In light of the new babies born at the San Diego Zoo, we thought we would share how the unique adaptations inherited by these young Zoo representatives can inspire new inventions. This process of taking inspiration from nature’s forms and functions is called “bioinspiration” or biomimicry.
The first 2011 baby born (hatched!) at the Zoo was a tiny satanic leaf-tailed gecko. Along with the morpho butterfly and the lotus leaf, geckos are ranked among the icons of biomimicry. For years people couldn’t figure out how geckos stuck to surfaces: they don’t create a vacuum with suction cups like some frog species, and they don’t leave a sticky residue like snails. It was finally figured out that geckos have millions of tiny hairs on their footpads; these hairs then split into millions of tinier hairs. It’s these teeny tiny hairs that form a weak interaction, called van der Waals forces, with the surface. These weak interactions add up to a super-strong adhesive force that allows the gecko to stick to almost any surface. Working together, scientists and engineers have created a robot that is able to climb walls using a synthetic gecko foot pad.

- _Data section_
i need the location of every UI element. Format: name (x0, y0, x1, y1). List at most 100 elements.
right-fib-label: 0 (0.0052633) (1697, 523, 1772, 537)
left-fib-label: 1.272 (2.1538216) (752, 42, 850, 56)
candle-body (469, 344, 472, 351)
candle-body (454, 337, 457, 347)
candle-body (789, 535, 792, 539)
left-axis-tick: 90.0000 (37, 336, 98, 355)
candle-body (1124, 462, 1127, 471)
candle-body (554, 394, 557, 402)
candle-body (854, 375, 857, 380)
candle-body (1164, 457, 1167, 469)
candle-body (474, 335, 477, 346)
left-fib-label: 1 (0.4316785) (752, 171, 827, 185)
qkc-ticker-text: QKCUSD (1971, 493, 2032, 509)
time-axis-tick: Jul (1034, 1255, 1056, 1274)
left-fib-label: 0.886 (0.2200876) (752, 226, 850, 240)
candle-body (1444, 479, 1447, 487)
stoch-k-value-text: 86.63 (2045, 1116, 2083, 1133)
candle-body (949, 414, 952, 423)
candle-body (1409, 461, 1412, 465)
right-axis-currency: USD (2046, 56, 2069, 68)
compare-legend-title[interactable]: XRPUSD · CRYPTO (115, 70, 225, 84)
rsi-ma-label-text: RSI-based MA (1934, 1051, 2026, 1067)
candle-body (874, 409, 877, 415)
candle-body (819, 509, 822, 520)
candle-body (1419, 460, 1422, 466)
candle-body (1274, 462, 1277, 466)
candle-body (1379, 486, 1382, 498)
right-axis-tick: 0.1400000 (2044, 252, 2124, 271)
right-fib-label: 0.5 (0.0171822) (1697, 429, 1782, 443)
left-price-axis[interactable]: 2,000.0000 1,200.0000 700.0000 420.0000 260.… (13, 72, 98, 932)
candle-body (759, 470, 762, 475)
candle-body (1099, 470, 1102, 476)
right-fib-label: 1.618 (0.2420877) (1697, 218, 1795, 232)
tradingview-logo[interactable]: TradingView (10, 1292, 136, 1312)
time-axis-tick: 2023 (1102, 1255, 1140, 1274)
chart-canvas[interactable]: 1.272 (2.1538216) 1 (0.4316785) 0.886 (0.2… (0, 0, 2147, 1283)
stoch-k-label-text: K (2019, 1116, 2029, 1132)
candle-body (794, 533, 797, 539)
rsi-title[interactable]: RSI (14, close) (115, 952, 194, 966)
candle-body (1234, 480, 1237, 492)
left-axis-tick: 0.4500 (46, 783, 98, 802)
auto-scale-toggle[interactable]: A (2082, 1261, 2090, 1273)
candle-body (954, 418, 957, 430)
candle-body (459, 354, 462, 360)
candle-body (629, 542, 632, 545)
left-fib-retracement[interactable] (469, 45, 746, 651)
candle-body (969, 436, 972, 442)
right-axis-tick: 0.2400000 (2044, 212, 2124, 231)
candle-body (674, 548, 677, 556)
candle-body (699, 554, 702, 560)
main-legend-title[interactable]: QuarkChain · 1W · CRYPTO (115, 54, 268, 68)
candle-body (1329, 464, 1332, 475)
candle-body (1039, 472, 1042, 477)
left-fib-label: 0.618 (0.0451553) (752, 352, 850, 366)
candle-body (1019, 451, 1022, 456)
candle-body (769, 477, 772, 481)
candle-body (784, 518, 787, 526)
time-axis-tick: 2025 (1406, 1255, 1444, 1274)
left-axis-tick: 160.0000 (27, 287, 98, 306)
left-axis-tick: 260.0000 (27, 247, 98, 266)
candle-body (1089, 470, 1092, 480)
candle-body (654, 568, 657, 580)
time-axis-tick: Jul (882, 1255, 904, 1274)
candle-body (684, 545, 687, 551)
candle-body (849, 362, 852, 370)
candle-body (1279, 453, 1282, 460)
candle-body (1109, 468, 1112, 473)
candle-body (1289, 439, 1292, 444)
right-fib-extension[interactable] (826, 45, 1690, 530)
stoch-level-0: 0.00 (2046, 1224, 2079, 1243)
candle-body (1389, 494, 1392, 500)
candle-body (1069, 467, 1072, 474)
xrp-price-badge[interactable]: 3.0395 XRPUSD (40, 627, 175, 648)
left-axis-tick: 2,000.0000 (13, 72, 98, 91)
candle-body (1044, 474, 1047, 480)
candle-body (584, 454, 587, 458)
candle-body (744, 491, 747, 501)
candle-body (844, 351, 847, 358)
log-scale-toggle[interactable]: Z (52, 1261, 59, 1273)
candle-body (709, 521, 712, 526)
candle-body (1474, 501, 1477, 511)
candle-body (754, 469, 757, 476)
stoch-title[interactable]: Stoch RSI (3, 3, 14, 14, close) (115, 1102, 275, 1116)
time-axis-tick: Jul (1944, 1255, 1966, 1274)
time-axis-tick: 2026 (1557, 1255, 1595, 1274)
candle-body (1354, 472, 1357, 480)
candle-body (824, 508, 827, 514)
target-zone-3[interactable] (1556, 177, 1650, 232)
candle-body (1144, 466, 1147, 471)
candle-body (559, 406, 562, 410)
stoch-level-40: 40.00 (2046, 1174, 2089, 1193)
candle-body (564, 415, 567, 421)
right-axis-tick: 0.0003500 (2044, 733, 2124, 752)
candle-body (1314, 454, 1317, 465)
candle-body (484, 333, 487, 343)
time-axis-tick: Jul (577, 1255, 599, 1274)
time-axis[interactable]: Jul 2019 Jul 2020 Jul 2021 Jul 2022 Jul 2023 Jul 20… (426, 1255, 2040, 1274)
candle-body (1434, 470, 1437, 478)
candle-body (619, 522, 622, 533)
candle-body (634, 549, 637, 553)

- _Task list_
• a. Decide whether each statement agrees with the biomimicry text: (i) The first baby born at the Zoo in 2011 was a satanic leaf-tailed gecko. (ii) Geckos stick to surfaces by making a vacuum with suction cups. (iii) Scientists and engineers built a robot that climbs walls with a synthetic gecko foot pad. Answer yes or no for each, and quote the words of the text that settle it.
• b. Write out the part of the biomimicry text between "The first 2011" and "gecko foot pad.", inclusive, replacing "adhesive force" with "bonding force".

- _Answer section_
• a.
(i) Yes: "The first 2011 baby born (hatched!) at the Zoo was a tiny satanic leaf-tailed gecko."
(ii) No: "they don’t create a vacuum with suction cups like some frog species"
(iii) Yes: "scientists and engineers have created a robot that is able to climb walls using a synthetic gecko foot pad"

• b.
The first 2011 baby born (hatched!) at the Zoo was a tiny satanic leaf-tailed gecko. Along with the morpho butterfly and the lotus leaf, geckos are ranked among the icons of biomimicry. For years people couldn’t figure out how geckos stuck to surfaces: they don’t create a vacuum with suction cups like some frog species, and they don’t leave a sticky residue like snails. It was finally figured out that geckos have millions of tiny hairs on their footpads; these hairs then split into millions of tinier hairs. It’s these teeny tiny hairs that form a weak interaction, called van der Waals forces, with the surface. These weak interactions add up to a super-strong bonding force that allows the gecko to stick to almost any surface. Working together, scientists and engineers have created a robot that is able to climb walls using a synthetic gecko foot pad.